- Text provided
○ ○ ○

Add low-level API calls for bpf_link_get_next_id() and
bpf_link_get_fd_by_id().

Signed-off-by: Andrii Nakryiko <andriin@fb.com>
---
 tools/lib/bpf/bpf.c      | 19 +++++++++++++++++--
 tools/lib/bpf/bpf.h      |  4 +++-
 tools/lib/bpf/libbpf.map |  6 ++++++
 3 files changed, 26 insertions(+), 3 deletions(-)

diff --git a/tools/lib/bpf/bpf.c b/tools/lib/bpf/bpf.c
index 5cc1b0785d18..8f2f0958d446 100644
--- a/tools/lib/bpf/bpf.c
+++ b/tools/lib/bpf/bpf.c
@@ -721,6 +721,11 @@ int bpf_btf_get_next_id(__u32 start_id, __u32 *next_id)
 	return bpf_obj_get_next_id(start_id, next_id, BPF_BTF_GET_NEXT_ID);
 }
 
+int bpf_link_get_next_id(__u32 start_id, __u32 *next_id)
+{
+	return bpf_obj_get_next_id(start_id, next_id, BPF_LINK_GET_NEXT_ID);
+}
+
 int bpf_prog_get_fd_by_id(__u32 id)
 {
 	union bpf_attr attr;
@@ -751,13 +756,23 @@ int bpf_btf_get_fd_by_id(__u32 id)
 	return sys_bpf(BPF_BTF_GET_FD_BY_ID, &attr, sizeof(attr));
 }
 
-int bpf_obj_get_info_by_fd(int prog_fd, void *info, __u32 *info_len)
+int bpf_link_get_fd_by_id(__u32 id)
+{
+	union bpf_attr attr;
+
+	memset(&attr, 0, sizeof(attr));
+	attr.link_id = id;
+
+	return sys_bpf(BPF_LINK_GET_FD_BY_ID, &attr, sizeof(attr));
+}
+
+int bpf_obj_get_info_by_fd(int bpf_fd, void *info, __u32 *info_len)

○ ○ ○

- Work to do
**a.** Reproduce the part of the libbpf patch starting with "-int bpf_obj_get_info_by_fd(int prog_fd, void" and going on through "bpf_fd, void *info, __u32 *info_len)".
**b.** Rewrite the block of the libbpf patch that begins "tools/lib/bpf/bpf.c" as a short list of the changed files and totals.

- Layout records
○ ○ ○

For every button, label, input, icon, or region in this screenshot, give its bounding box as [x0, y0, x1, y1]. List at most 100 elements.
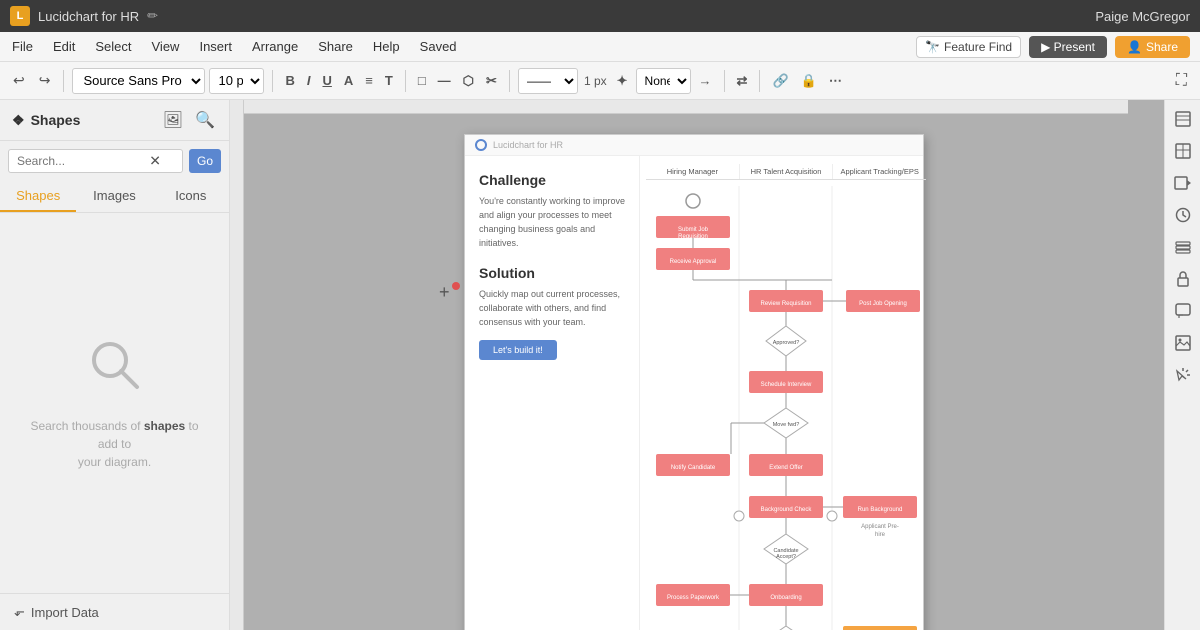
- panel-image-icon[interactable]: 🖼: [161, 108, 185, 132]
- arrow-end-button[interactable]: →: [695, 70, 716, 91]
- svg-text:Background Check: Background Check: [761, 507, 813, 513]
- svg-text:Submit Job: Submit Job: [678, 227, 709, 233]
- import-data-button[interactable]: ⬐ Import Data: [0, 593, 229, 630]
- menu-saved[interactable]: Saved: [418, 35, 459, 58]
- font-color-button[interactable]: A: [340, 70, 357, 91]
- share-button[interactable]: 👤 Share: [1115, 36, 1190, 58]
- effects-button[interactable]: ⬡: [459, 70, 478, 92]
- challenge-text: You're constantly working to improve and…: [479, 195, 625, 251]
- cursor-indicator: [452, 282, 460, 290]
- menu-insert[interactable]: Insert: [197, 35, 234, 58]
- user-name: Paige McGregor: [1095, 9, 1190, 24]
- title-bar-right: Paige McGregor: [1095, 9, 1190, 24]
- text-format-button[interactable]: T: [381, 70, 397, 91]
- font-size-select[interactable]: 10 pt 12 pt 14 pt: [209, 68, 264, 94]
- clear-search-button[interactable]: ✕: [149, 153, 161, 170]
- bold-button[interactable]: B: [281, 70, 298, 91]
- shape-fill-button[interactable]: □: [414, 70, 430, 91]
- edit-title-icon[interactable]: ✏: [147, 8, 158, 24]
- left-panel: ❖ Shapes 🖼 🔍 ✕ Go Shapes Images Icons: [0, 100, 230, 630]
- menu-edit[interactable]: Edit: [51, 35, 77, 58]
- menu-view[interactable]: View: [150, 35, 182, 58]
- line-color-button[interactable]: —: [434, 70, 455, 91]
- tab-shapes[interactable]: Shapes: [0, 181, 76, 212]
- tab-icons[interactable]: Icons: [153, 181, 229, 212]
- panel-header: ❖ Shapes 🖼 🔍: [0, 100, 229, 141]
- menu-file[interactable]: File: [10, 35, 35, 58]
- fc-header-3: Applicant Tracking/EPS: [833, 164, 926, 179]
- present-button[interactable]: ▶ Present: [1029, 36, 1107, 58]
- svg-text:hire: hire: [875, 532, 886, 538]
- sidebar-image-button[interactable]: [1168, 328, 1198, 358]
- cursor-plus-icon: +: [439, 282, 450, 303]
- toolbar-sep-3: [405, 70, 406, 92]
- more-button[interactable]: ⋯: [825, 70, 846, 92]
- line-end-button[interactable]: ✦: [613, 70, 632, 92]
- toolbar-sep-6: [759, 70, 760, 92]
- solution-heading: Solution: [479, 265, 625, 281]
- sidebar-video-button[interactable]: [1168, 168, 1198, 198]
- text-align-button[interactable]: ≡: [361, 70, 377, 91]
- sidebar-chat-button[interactable]: [1168, 296, 1198, 326]
- crop-button[interactable]: ✂: [482, 70, 501, 92]
- feature-find-button[interactable]: 🔭 Feature Find: [916, 36, 1021, 58]
- svg-text:Schedule Interview: Schedule Interview: [761, 382, 812, 388]
- search-row: ✕ Go: [0, 141, 229, 181]
- sidebar-lock-button[interactable]: [1168, 264, 1198, 294]
- menu-right: 🔭 Feature Find ▶ Present 👤 Share: [916, 36, 1190, 58]
- svg-text:Receive Approval: Receive Approval: [670, 259, 717, 265]
- sidebar-history-button[interactable]: [1168, 200, 1198, 230]
- arrow-start-select[interactable]: None Arrow: [636, 68, 691, 94]
- menu-help[interactable]: Help: [371, 35, 402, 58]
- sidebar-magic-button[interactable]: [1168, 360, 1198, 390]
- sidebar-layers-button[interactable]: [1168, 104, 1198, 134]
- feature-find-label: Feature Find: [944, 40, 1012, 54]
- menu-share[interactable]: Share: [316, 35, 355, 58]
- underline-button[interactable]: U: [318, 70, 335, 91]
- document-page: Lucidchart for HR Challenge You're const…: [464, 134, 924, 630]
- doc-logo-bar: Lucidchart for HR: [465, 135, 923, 156]
- empty-state-text: Search thousands of shapes to add toyour…: [20, 417, 209, 471]
- svg-text:Process Paperwork: Process Paperwork: [667, 595, 720, 601]
- panel-title-label: Shapes: [31, 112, 81, 128]
- line-style-select[interactable]: —— - - -: [518, 68, 578, 94]
- share-icon: 👤: [1127, 40, 1142, 54]
- canvas-viewport[interactable]: Lucidchart for HR Challenge You're const…: [244, 114, 1128, 630]
- go-button[interactable]: Go: [189, 149, 221, 173]
- svg-text:Run Background: Run Background: [858, 507, 903, 513]
- fc-header-1: Hiring Manager: [646, 164, 740, 179]
- canvas-area[interactable]: Lucidchart for HR Challenge You're const…: [230, 100, 1164, 630]
- undo-button[interactable]: ↩: [8, 69, 30, 92]
- link-button[interactable]: 🔗: [768, 70, 792, 92]
- logo-text: Lucidchart for HR: [493, 140, 563, 150]
- menu-arrange[interactable]: Arrange: [250, 35, 300, 58]
- panel-search-icon[interactable]: 🔍: [193, 108, 217, 132]
- ruler-vertical: [230, 100, 244, 630]
- fullscreen-button[interactable]: ⛶: [1171, 69, 1192, 93]
- svg-text:Move fwd?: Move fwd?: [773, 422, 800, 428]
- panel-tabs: Shapes Images Icons: [0, 181, 229, 213]
- redo-button[interactable]: ↪: [34, 69, 56, 92]
- empty-search-icon: [85, 335, 145, 407]
- font-family-select[interactable]: Source Sans Pro: [72, 68, 205, 94]
- lock-button[interactable]: 🔒: [797, 70, 821, 92]
- import-label: Import Data: [31, 605, 99, 620]
- logo-circle: [475, 139, 487, 151]
- import-icon: ⬐: [14, 604, 25, 620]
- share-label: Share: [1146, 40, 1178, 54]
- menu-select[interactable]: Select: [93, 35, 133, 58]
- sidebar-stack-button[interactable]: [1168, 232, 1198, 262]
- right-sidebar: [1164, 100, 1200, 630]
- italic-button[interactable]: I: [303, 70, 315, 91]
- doc-content: Challenge You're constantly working to i…: [465, 156, 923, 630]
- flip-button[interactable]: ⇄: [733, 70, 752, 92]
- tab-images[interactable]: Images: [76, 181, 152, 212]
- fc-header-2: HR Talent Acquisition: [740, 164, 834, 179]
- doc-right-content: Hiring Manager HR Talent Acquisition App…: [640, 156, 932, 630]
- solution-text: Quickly map out current processes, colla…: [479, 288, 625, 330]
- toolbar-sep-4: [509, 70, 510, 92]
- lets-build-button[interactable]: Let's build it!: [479, 340, 557, 360]
- sidebar-table-button[interactable]: [1168, 136, 1198, 166]
- menu-bar: File Edit Select View Insert Arrange Sha…: [0, 32, 1200, 62]
- svg-text:Applicant Pre-: Applicant Pre-: [861, 524, 899, 530]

○ ○ ○

- Solutions to the exercise
**a.**
-int bpf_obj_get_info_by_fd(int prog_fd, void *info, __u32 *info_len)
+int bpf_link_get_fd_by_id(__u32 id)
+{
+	union bpf_attr attr;
+
+	memset(&attr, 0, sizeof(attr));
+	attr.link_id = id;
+
+	return sys_bpf(BPF_LINK_GET_FD_BY_ID, &attr, sizeof(attr));
+}
+
+int bpf_obj_get_info_by_fd(int bpf_fd, void *info, __u32 *info_len)

**b.**
- tools/lib/bpf/bpf.c: 19 lines changed
- tools/lib/bpf/bpf.h: 4 lines changed
- tools/lib/bpf/libbpf.map: 6 lines changed
- Total: 3 files changed, with 26 insertions and 3 deletions